▶ _Problem description_
Rewrite every line of the material below as a numbered list, leaving out any blank lines.

-- start of Data records --

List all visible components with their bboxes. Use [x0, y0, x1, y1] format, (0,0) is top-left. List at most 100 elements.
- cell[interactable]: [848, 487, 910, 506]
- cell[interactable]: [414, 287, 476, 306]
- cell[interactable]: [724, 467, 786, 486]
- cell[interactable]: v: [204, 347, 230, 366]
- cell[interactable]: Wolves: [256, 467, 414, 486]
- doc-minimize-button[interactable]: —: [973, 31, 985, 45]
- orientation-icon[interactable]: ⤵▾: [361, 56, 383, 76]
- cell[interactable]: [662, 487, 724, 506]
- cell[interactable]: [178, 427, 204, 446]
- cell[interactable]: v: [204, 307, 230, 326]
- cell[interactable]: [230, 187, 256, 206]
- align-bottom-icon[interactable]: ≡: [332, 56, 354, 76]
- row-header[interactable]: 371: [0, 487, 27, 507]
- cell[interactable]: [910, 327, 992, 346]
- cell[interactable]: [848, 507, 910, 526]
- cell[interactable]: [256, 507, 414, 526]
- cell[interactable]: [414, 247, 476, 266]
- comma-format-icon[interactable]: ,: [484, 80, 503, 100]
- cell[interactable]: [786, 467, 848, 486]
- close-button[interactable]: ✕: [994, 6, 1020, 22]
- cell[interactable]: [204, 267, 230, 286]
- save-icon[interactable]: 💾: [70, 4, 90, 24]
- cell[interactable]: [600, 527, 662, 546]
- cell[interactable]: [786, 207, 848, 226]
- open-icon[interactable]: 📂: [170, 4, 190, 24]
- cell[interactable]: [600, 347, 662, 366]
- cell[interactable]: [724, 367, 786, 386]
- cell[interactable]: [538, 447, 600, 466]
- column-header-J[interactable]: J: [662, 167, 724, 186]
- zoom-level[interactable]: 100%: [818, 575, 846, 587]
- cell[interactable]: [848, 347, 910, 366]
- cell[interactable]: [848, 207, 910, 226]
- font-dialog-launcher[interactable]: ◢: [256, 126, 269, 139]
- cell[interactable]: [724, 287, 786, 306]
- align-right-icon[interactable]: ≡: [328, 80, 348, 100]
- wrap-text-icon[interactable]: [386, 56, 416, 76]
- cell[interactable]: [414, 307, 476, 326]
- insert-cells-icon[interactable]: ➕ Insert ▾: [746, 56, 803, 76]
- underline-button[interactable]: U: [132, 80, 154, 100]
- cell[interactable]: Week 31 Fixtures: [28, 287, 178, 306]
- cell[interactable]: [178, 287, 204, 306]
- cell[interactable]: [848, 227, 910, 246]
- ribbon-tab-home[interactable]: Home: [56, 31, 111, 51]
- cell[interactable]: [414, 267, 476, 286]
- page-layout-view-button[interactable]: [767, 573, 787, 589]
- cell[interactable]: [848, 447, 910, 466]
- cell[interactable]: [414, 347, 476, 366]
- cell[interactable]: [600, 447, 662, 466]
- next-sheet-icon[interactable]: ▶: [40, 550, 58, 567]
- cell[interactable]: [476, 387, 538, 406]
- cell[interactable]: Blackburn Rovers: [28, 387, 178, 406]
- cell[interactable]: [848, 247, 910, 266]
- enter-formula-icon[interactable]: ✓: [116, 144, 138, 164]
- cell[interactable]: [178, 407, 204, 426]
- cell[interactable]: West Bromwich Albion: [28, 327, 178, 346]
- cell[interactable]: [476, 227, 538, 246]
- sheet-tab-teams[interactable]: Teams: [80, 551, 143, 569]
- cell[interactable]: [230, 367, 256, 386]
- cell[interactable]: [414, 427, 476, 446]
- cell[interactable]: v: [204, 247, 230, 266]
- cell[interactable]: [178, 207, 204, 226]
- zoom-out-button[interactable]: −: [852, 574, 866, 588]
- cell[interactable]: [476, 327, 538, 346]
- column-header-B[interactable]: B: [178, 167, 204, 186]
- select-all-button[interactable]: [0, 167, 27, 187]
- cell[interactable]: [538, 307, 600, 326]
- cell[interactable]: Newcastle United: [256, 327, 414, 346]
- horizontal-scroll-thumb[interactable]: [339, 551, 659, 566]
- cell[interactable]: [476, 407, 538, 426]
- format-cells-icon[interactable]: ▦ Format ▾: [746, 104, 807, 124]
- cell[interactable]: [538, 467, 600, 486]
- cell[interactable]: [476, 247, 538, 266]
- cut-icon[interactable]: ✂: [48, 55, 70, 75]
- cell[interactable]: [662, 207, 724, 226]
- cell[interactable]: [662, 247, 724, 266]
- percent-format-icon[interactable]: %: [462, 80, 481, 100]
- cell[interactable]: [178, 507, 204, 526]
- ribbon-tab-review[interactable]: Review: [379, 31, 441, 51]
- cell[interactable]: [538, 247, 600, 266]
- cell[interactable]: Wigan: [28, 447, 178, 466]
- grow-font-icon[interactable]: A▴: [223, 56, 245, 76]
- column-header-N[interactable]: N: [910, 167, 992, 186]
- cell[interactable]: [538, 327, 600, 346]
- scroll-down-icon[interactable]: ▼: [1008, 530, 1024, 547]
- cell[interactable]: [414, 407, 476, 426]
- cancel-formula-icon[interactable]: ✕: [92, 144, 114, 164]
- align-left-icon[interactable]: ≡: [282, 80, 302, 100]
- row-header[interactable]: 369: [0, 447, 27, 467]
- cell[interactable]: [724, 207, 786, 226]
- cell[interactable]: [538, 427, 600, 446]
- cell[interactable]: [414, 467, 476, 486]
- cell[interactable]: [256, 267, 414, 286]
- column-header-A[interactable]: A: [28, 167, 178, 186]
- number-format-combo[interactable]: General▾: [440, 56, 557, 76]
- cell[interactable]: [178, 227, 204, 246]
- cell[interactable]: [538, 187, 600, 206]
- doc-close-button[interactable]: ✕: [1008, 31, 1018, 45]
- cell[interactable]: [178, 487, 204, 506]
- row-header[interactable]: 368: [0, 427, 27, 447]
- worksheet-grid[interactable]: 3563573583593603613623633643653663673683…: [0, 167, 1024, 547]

-- end of Data records --

▶ _The output_
1. List all visible components with their bboxes. Use [x0, y0, x1, y1] format, (0,0) is top-left. List at most 100 elements.
2. - cell[interactable]: [848, 487, 910, 506]
3. - cell[interactable]: [414, 287, 476, 306]
4. - cell[interactable]: [724, 467, 786, 486]
5. - cell[interactable]: v: [204, 347, 230, 366]
6. - cell[interactable]: Wolves: [256, 467, 414, 486]
7. - doc-minimize-button[interactable]: —: [973, 31, 985, 45]
8. - orientation-icon[interactable]: ⤵▾: [361, 56, 383, 76]
9. - cell[interactable]: [662, 487, 724, 506]
10. - cell[interactable]: [178, 427, 204, 446]
11. - cell[interactable]: v: [204, 307, 230, 326]
12. - cell[interactable]: [230, 187, 256, 206]
13. - align-bottom-icon[interactable]: ≡: [332, 56, 354, 76]
14. - row-header[interactable]: 371: [0, 487, 27, 507]
15. - cell[interactable]: [910, 327, 992, 346]
16. - cell[interactable]: [848, 507, 910, 526]
17. - cell[interactable]: [256, 507, 414, 526]
18. - cell[interactable]: [414, 247, 476, 266]
19. - comma-format-icon[interactable]: ,: [484, 80, 503, 100]
20. - cell[interactable]: [786, 467, 848, 486]
21. - close-button[interactable]: ✕: [994, 6, 1020, 22]
22. - cell[interactable]: [204, 267, 230, 286]
23. - save-icon[interactable]: 💾: [70, 4, 90, 24]
24. - cell[interactable]: [600, 527, 662, 546]
25. - cell[interactable]: [786, 207, 848, 226]
26. - open-icon[interactable]: 📂: [170, 4, 190, 24]
27. - cell[interactable]: [600, 347, 662, 366]
28. - cell[interactable]: [724, 367, 786, 386]
29. - cell[interactable]: [538, 447, 600, 466]
30. - column-header-J[interactable]: J: [662, 167, 724, 186]
31. - zoom-level[interactable]: 100%: [818, 575, 846, 587]
32. - cell[interactable]: [848, 347, 910, 366]
33. - cell[interactable]: [848, 207, 910, 226]
34. - font-dialog-launcher[interactable]: ◢: [256, 126, 269, 139]
35. - cell[interactable]: [724, 287, 786, 306]
36. - align-right-icon[interactable]: ≡: [328, 80, 348, 100]
37. - wrap-text-icon[interactable]: [386, 56, 416, 76]
38. - cell[interactable]: [414, 307, 476, 326]
39. - insert-cells-icon[interactable]: ➕ Insert ▾: [746, 56, 803, 76]
40. - underline-button[interactable]: U: [132, 80, 154, 100]
41. - cell[interactable]: Week 31 Fixtures: [28, 287, 178, 306]
42. - cell[interactable]: [178, 287, 204, 306]
43. - cell[interactable]: [848, 227, 910, 246]
44. - ribbon-tab-home[interactable]: Home: [56, 31, 111, 51]
45. - cell[interactable]: [414, 267, 476, 286]
46. - page-layout-view-button[interactable]: [767, 573, 787, 589]
47. - cell[interactable]: [848, 447, 910, 466]
48. - cell[interactable]: [414, 347, 476, 366]
49. - cell[interactable]: [600, 447, 662, 466]
50. - next-sheet-icon[interactable]: ▶: [40, 550, 58, 567]
51. - cell[interactable]: [476, 387, 538, 406]
52. - cell[interactable]: Blackburn Rovers: [28, 387, 178, 406]
53. - cell[interactable]: [848, 247, 910, 266]
54. - enter-formula-icon[interactable]: ✓: [116, 144, 138, 164]
55. - cell[interactable]: [178, 407, 204, 426]
56. - cell[interactable]: West Bromwich Albion: [28, 327, 178, 346]
57. - cell[interactable]: [476, 227, 538, 246]
58. - sheet-tab-teams[interactable]: Teams: [80, 551, 143, 569]
59. - cell[interactable]: [230, 367, 256, 386]
60. - cell[interactable]: [414, 427, 476, 446]
61. - cell[interactable]: v: [204, 247, 230, 266]
62. - cell[interactable]: [178, 207, 204, 226]
63. - zoom-out-button[interactable]: −: [852, 574, 866, 588]
64. - cell[interactable]: [476, 327, 538, 346]
65. - column-header-B[interactable]: B: [178, 167, 204, 186]
66. - select-all-button[interactable]: [0, 167, 27, 187]
67. - cell[interactable]: [538, 307, 600, 326]
68. - cell[interactable]: Newcastle United: [256, 327, 414, 346]
69. - horizontal-scroll-thumb[interactable]: [339, 551, 659, 566]
70. - cell[interactable]: [476, 407, 538, 426]
71. - format-cells-icon[interactable]: ▦ Format ▾: [746, 104, 807, 124]
72. - cell[interactable]: [538, 467, 600, 486]
73. - cell[interactable]: [476, 247, 538, 266]
74. - cut-icon[interactable]: ✂: [48, 55, 70, 75]
75. - cell[interactable]: [662, 207, 724, 226]
76. - cell[interactable]: [662, 247, 724, 266]
77. - percent-format-icon[interactable]: %: [462, 80, 481, 100]
78. - cell[interactable]: [178, 507, 204, 526]
79. - ribbon-tab-review[interactable]: Review: [379, 31, 441, 51]
80. - cell[interactable]: [538, 247, 600, 266]
81. - cell[interactable]: Wigan: [28, 447, 178, 466]
82. - grow-font-icon[interactable]: A▴: [223, 56, 245, 76]
83. - column-header-N[interactable]: N: [910, 167, 992, 186]
84. - cell[interactable]: [538, 327, 600, 346]
85. - scroll-down-icon[interactable]: ▼: [1008, 530, 1024, 547]
86. - cell[interactable]: [414, 407, 476, 426]
87. - cancel-formula-icon[interactable]: ✕: [92, 144, 114, 164]
88. - align-left-icon[interactable]: ≡: [282, 80, 302, 100]
89. - row-header[interactable]: 369: [0, 447, 27, 467]
90. - cell[interactable]: [724, 207, 786, 226]
91. - cell[interactable]: [538, 427, 600, 446]
92. - cell[interactable]: [414, 467, 476, 486]
93. - cell[interactable]: [256, 267, 414, 286]
94. - column-header-A[interactable]: A: [28, 167, 178, 186]
95. - number-format-combo[interactable]: General▾: [440, 56, 557, 76]
96. - cell[interactable]: [178, 227, 204, 246]
97. - cell[interactable]: [538, 187, 600, 206]
98. - doc-close-button[interactable]: ✕: [1008, 31, 1018, 45]
99. - cell[interactable]: [178, 487, 204, 506]
100. - row-header[interactable]: 368: [0, 427, 27, 447]
101. - worksheet-grid[interactable]: 3563573583593603613623633643653663673683…: [0, 167, 1024, 547]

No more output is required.